*Your objective*: Go through the lines below and copy each one that holds the string "between".

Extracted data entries
- - -
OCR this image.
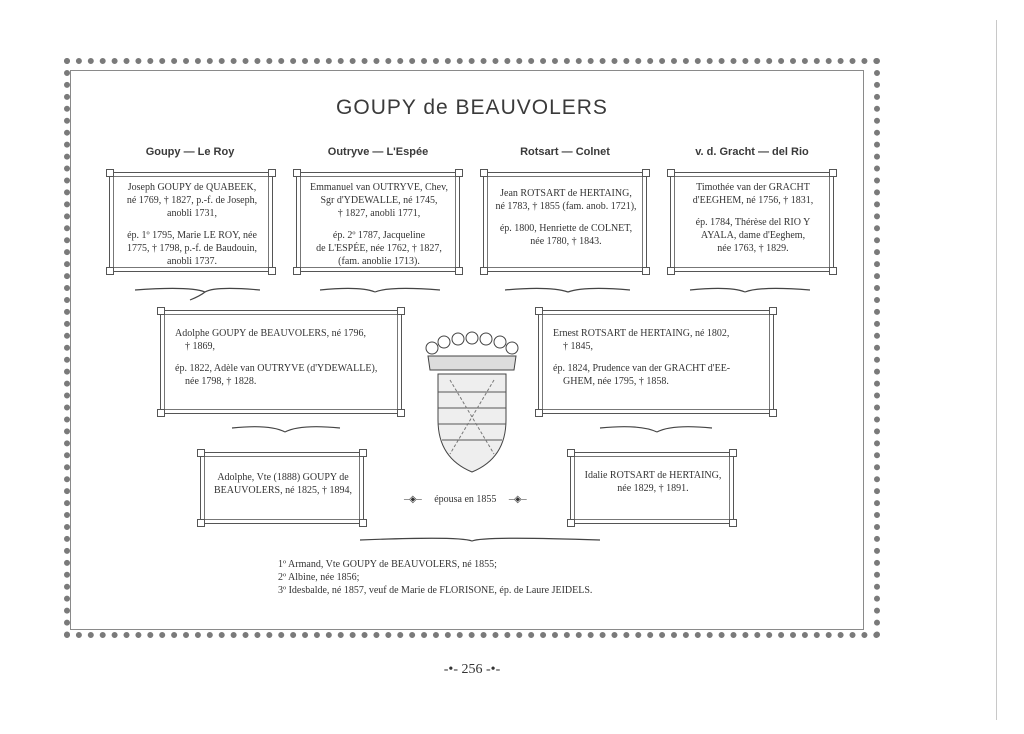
GOUPY de BEAUVOLERS
Goupy — Le Roy	Outryve — L'Espée	Rotsart — Colnet	v. d. Gracht — del Rio

Joseph GOUPY de QUABEEK,

né 1769, † 1827, p.-f. de Joseph,

anobli 1731,

ép. 1º 1795, Marie LE ROY, née

1775, † 1798, p.-f. de Baudouin,

anobli 1737.

Emmanuel van OUTRYVE, Chev,

Sgr d'YDEWALLE, né 1745,

† 1827, anobli 1771,

ép. 2º 1787, Jacqueline

de L'ESPÉE, née 1762, † 1827,

(fam. anoblie 1713).

Jean ROTSART de HERTAING,

né 1783, † 1855 (fam. anob. 1721),

ép. 1800, Henriette de COLNET,

née 1780, † 1843.

Timothée van der GRACHT

d'EEGHEM, né 1756, † 1831,

ép. 1784, Thérèse del RIO Y

AYALA, dame d'Eeghem,

née 1763, † 1829.

Adolphe GOUPY de BEAUVOLERS, né 1796,

† 1869,

ép. 1822, Adèle van OUTRYVE (d'YDEWALLE),

née 1798, † 1828.

Ernest ROTSART de HERTAING, né 1802,

† 1845,

ép. 1824, Prudence van der GRACHT d'EE-

GHEM, née 1795, † 1858.

Adolphe, Vte (1888) GOUPY de

BEAUVOLERS, né 1825, † 1894,

–◈– épousa en 1855 –◈–

Idalie ROTSART de HERTAING,

née 1829, † 1891.

1º Armand, Vte GOUPY de BEAUVOLERS, né 1855;

2º Albine, née 1856;

3º Idesbalde, né 1857, veuf de Marie de FLORISONE, ép. de Laure JEIDELS.

-•- 256 -•-
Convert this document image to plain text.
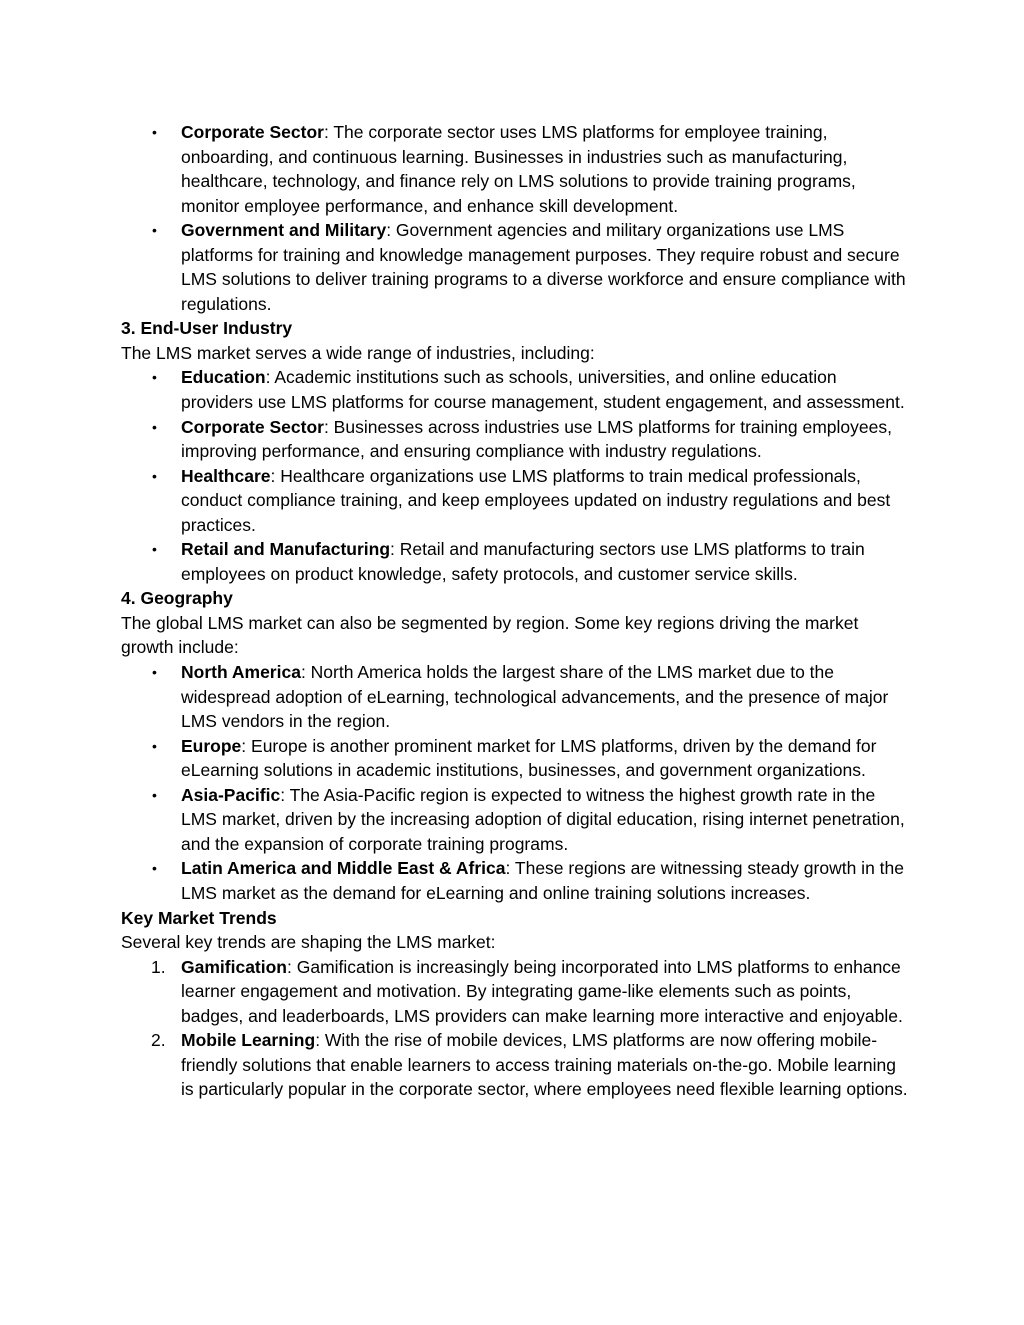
• Corporate Sector: The corporate sector uses LMS platforms for employee training, onboarding, and continuous learning. Businesses in industries such as manufacturing, healthcare, technology, and finance rely on LMS solutions to provide training programs, monitor employee performance, and enhance skill development.
• Government and Military: Government agencies and military organizations use LMS platforms for training and knowledge management purposes. They require robust and secure LMS solutions to deliver training programs to a diverse workforce and ensure compliance with regulations.

3. End-User Industry

The LMS market serves a wide range of industries, including:

• Education: Academic institutions such as schools, universities, and online education providers use LMS platforms for course management, student engagement, and assessment.
• Corporate Sector: Businesses across industries use LMS platforms for training employees, improving performance, and ensuring compliance with industry regulations.
• Healthcare: Healthcare organizations use LMS platforms to train medical professionals, conduct compliance training, and keep employees updated on industry regulations and best practices.
• Retail and Manufacturing: Retail and manufacturing sectors use LMS platforms to train employees on product knowledge, safety protocols, and customer service skills.

4. Geography

The global LMS market can also be segmented by region. Some key regions driving the market growth include:

• North America: North America holds the largest share of the LMS market due to the widespread adoption of eLearning, technological advancements, and the presence of major LMS vendors in the region.
• Europe: Europe is another prominent market for LMS platforms, driven by the demand for eLearning solutions in academic institutions, businesses, and government organizations.
• Asia-Pacific: The Asia-Pacific region is expected to witness the highest growth rate in the LMS market, driven by the increasing adoption of digital education, rising internet penetration, and the expansion of corporate training programs.
• Latin America and Middle East & Africa: These regions are witnessing steady growth in the LMS market as the demand for eLearning and online training solutions increases.

Key Market Trends

Several key trends are shaping the LMS market:

1. Gamification: Gamification is increasingly being incorporated into LMS platforms to enhance learner engagement and motivation. By integrating game-like elements such as points, badges, and leaderboards, LMS providers can make learning more interactive and enjoyable.
2. Mobile Learning: With the rise of mobile devices, LMS platforms are now offering mobile-friendly solutions that enable learners to access training materials on-the-go. Mobile learning is particularly popular in the corporate sector, where employees need flexible learning options.
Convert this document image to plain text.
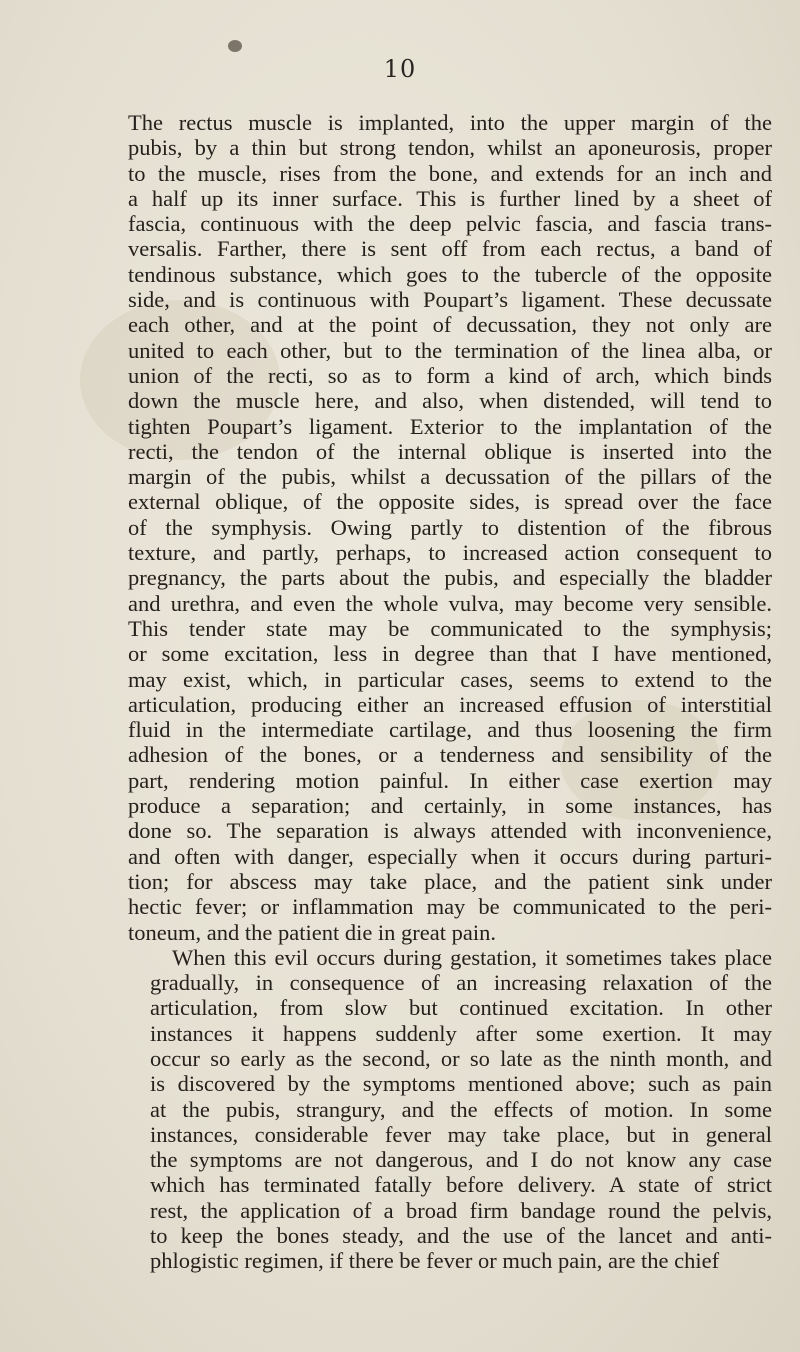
10

The rectus muscle is implanted, into the upper margin of the
pubis, by a thin but strong tendon, whilst an aponeurosis, proper
to the muscle, rises from the bone, and extends for an inch and
a half up its inner surface. This is further lined by a sheet of
fascia, continuous with the deep pelvic fascia, and fascia trans-
versalis. Farther, there is sent off from each rectus, a band of
tendinous substance, which goes to the tubercle of the opposite
side, and is continuous with Poupart’s ligament. These decussate
each other, and at the point of decussation, they not only are
united to each other, but to the termination of the linea alba, or
union of the recti, so as to form a kind of arch, which binds
down the muscle here, and also, when distended, will tend to
tighten Poupart’s ligament. Exterior to the implantation of the
recti, the tendon of the internal oblique is inserted into the
margin of the pubis, whilst a decussation of the pillars of the
external oblique, of the opposite sides, is spread over the face
of the symphysis. Owing partly to distention of the fibrous
texture, and partly, perhaps, to increased action consequent to
pregnancy, the parts about the pubis, and especially the bladder
and urethra, and even the whole vulva, may become very sensible.
This tender state may be communicated to the symphysis;
or some excitation, less in degree than that I have mentioned,
may exist, which, in particular cases, seems to extend to the
articulation, producing either an increased effusion of interstitial
fluid in the intermediate cartilage, and thus loosening the firm
adhesion of the bones, or a tenderness and sensibility of the
part, rendering motion painful. In either case exertion may
produce a separation; and certainly, in some instances, has
done so. The separation is always attended with inconvenience,
and often with danger, especially when it occurs during parturi-
tion; for abscess may take place, and the patient sink under
hectic fever; or inflammation may be communicated to the peri-
toneum, and the patient die in great pain.

When this evil occurs during gestation, it sometimes takes place
gradually, in consequence of an increasing relaxation of the
articulation, from slow but continued excitation. In other
instances it happens suddenly after some exertion. It may
occur so early as the second, or so late as the ninth month, and
is discovered by the symptoms mentioned above; such as pain
at the pubis, strangury, and the effects of motion. In some
instances, considerable fever may take place, but in general
the symptoms are not dangerous, and I do not know any case
which has terminated fatally before delivery. A state of strict
rest, the application of a broad firm bandage round the pelvis,
to keep the bones steady, and the use of the lancet and anti-
phlogistic regimen, if there be fever or much pain, are the chief
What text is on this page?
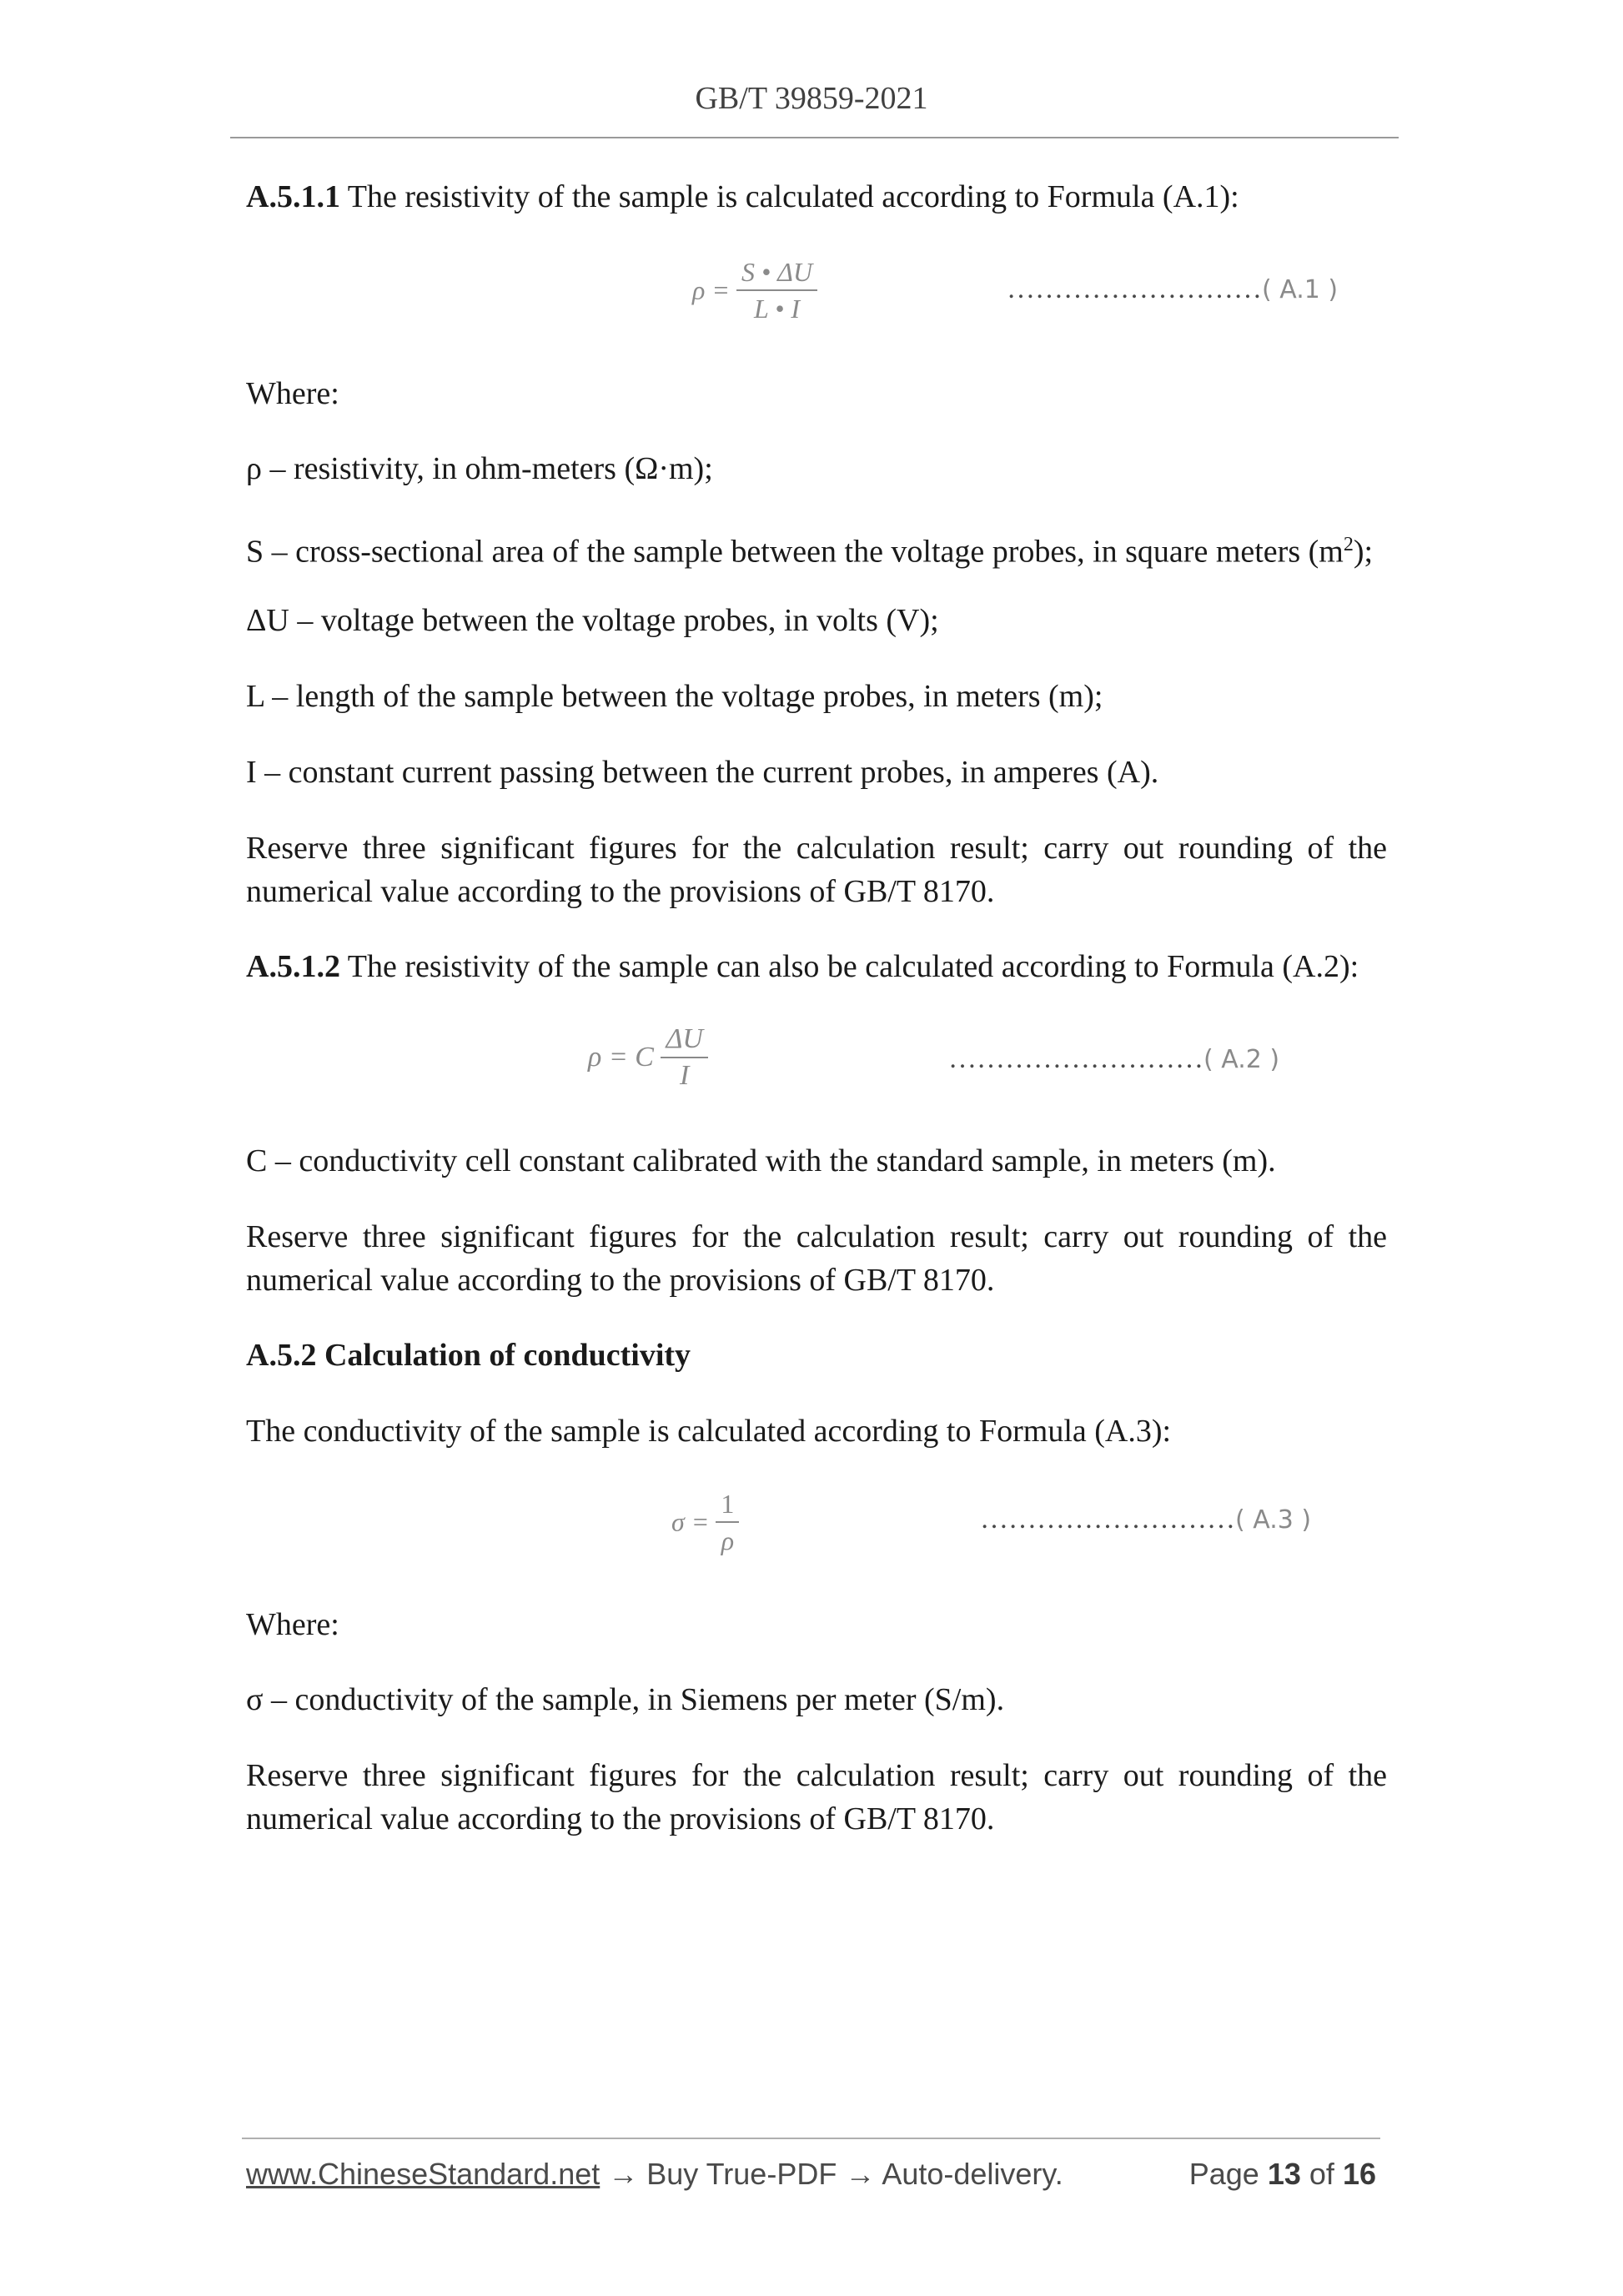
GB/T 39859-2021

A.5.1.1 The resistivity of the sample is calculated according to Formula (A.1):

$\rho = \frac{S • \Delta U}{L • I}$	………………………( A.1 )

Where:

ρ – resistivity, in ohm-meters (Ω·m);

S – cross-sectional area of the sample between the voltage probes, in square meters $(m^2)$;

ΔU – voltage between the voltage probes, in volts (V);

L – length of the sample between the voltage probes, in meters (m);

I – constant current passing between the current probes, in amperes (A).

Reserve three significant figures for the calculation result; carry out rounding of the numerical value according to the provisions of GB/T 8170.

A.5.1.2 The resistivity of the sample can also be calculated according to Formula (A.2):

ρ = C $\frac{\Delta U}{I}$	………………………( A.2 )

C – conductivity cell constant calibrated with the standard sample, in meters (m).

Reserve three significant figures for the calculation result; carry out rounding of the numerical value according to the provisions of GB/T 8170.

A.5.2 Calculation of conductivity

The conductivity of the sample is calculated according to Formula (A.3):

$\sigma = \frac{1}{\rho}$	………………………( A.3 )

Where:

σ – conductivity of the sample, in Siemens per meter (S/m).

Reserve three significant figures for the calculation result; carry out rounding of the numerical value according to the provisions of GB/T 8170.

www.ChineseStandard.net → Buy True-PDF → Auto-delivery.	Page 13 of 16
- - -
*Result*:
S – cross-sectional area of the sample between the voltage probes, in square meters $(m^2)$;
ΔU – voltage between the voltage probes, in volts (V);
L – length of the sample between the voltage probes, in meters (m);
I – constant current passing between the current probes, in amperes (A).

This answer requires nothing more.